# Problems
A – Repeat verbatim the stretch from "The abstract of" through "data is stored." in the passage on the relational model.
B – Carry on the account of the relational model and SQL from its final sentence.

+++ Text block

The abstract of Dr. Codd’s landmark publication begins, “Future users of large data banks must be protected from having to know how the data is organized in the machine (the internal representation).” This statement seems to be more relevant today than ever as users of these “large data banks” may find their data in local storage, network attached storage, or even in the cloud in a variety of database technologies built to satisfy the world’s insatiable demand for data. The paper then goes on to describe the need for this “data independence” and the relational model to which the user can interact without needing to know changes in data representation and how the data is stored.
After Dr. Codd’s paper on the relational model was published, it was quickly embodied in the formation of SQL by his fellow IBM researchers, Don Chamberlin and Raymond Boyce. IBM and others leveraged this in the late 1970s and early 1980s in Relational Database products that are still in widespread use across the world today (DB2, etc.). Similar adoption occurred in the open-source community of the early 1990s with relational database projects such as PostgreSQL and MySQL which continue to be used as primary datastores for business-critical workloads by today’s enterprises.

++++++
+++ Raw data

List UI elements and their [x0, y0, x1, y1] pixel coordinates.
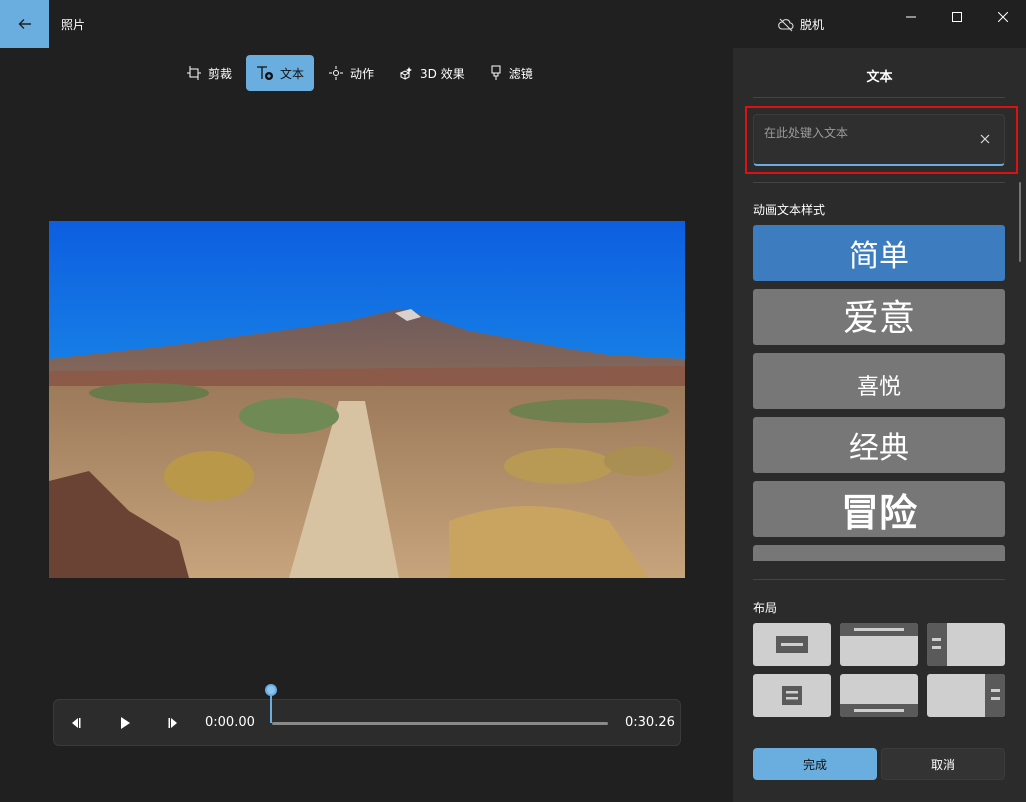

++++++

# Responses to the exercise
A –
The abstract of Dr. Codd’s landmark publication begins, “Future users of large data banks must be protected from having to know how the data is organized in the machine (the internal representation).” This statement seems to be more relevant today than ever as users of these “large data banks” may find their data in local storage, network attached storage, or even in the cloud in a variety of database technologies built to satisfy the world’s insatiable demand for data. The paper then goes on to describe the need for this “data independence” and the relational model to which the user can interact without needing to know changes in data representation and how the data is stored.

B –
As the use of object-oriented programing grew in popularity in the 1980s and 1990s, object databases emerged as mechanisms to persist their programming objects and still remain popular datastores for multiple types of data. This was a precursor to an entire genre of datastores whose method of data storage and retrieval didn’t rely on the traditional tabular model of relational databases, but new structures such as key-value pairs, wide column stores, graphs, and documents of various encoding types (e.g. JSON). At this point, Dr. Codd’s relational model and SQL had become so pervasive, this new genre of datastores began to be simply identified in the industry as NoSQL databases.
Due to the sheer magnitude of people skilled in Dr. Codd’s relational model and subsequent SQL language, many data-related offerings that aren’t typically viewed as databases have now created and adopted an SQL interface to make these new technologies usable to the broadest base of users. One recent example is KSQL, the effort to position SQL as an interface to the popular open-source Apache Kafka distributed streaming platform. Another example is the growing number of SQL interface engines built to give clients access and ability to process popular cloud object service offerings (IBM’s SQL Query, open source Presto project, etc.). Big Data vendors have also looked to ease the burden of users understanding complex parallel processing and MapReduce concepts by adopting SQL interfaces on top of popular Data Warehousing offerings (IBM’s BigSQL, Apache Hive project, etc.). It has even been adopted by popular data manipulation software like Microsoft Excel to give users additional options for complex processing of spreadsheet data.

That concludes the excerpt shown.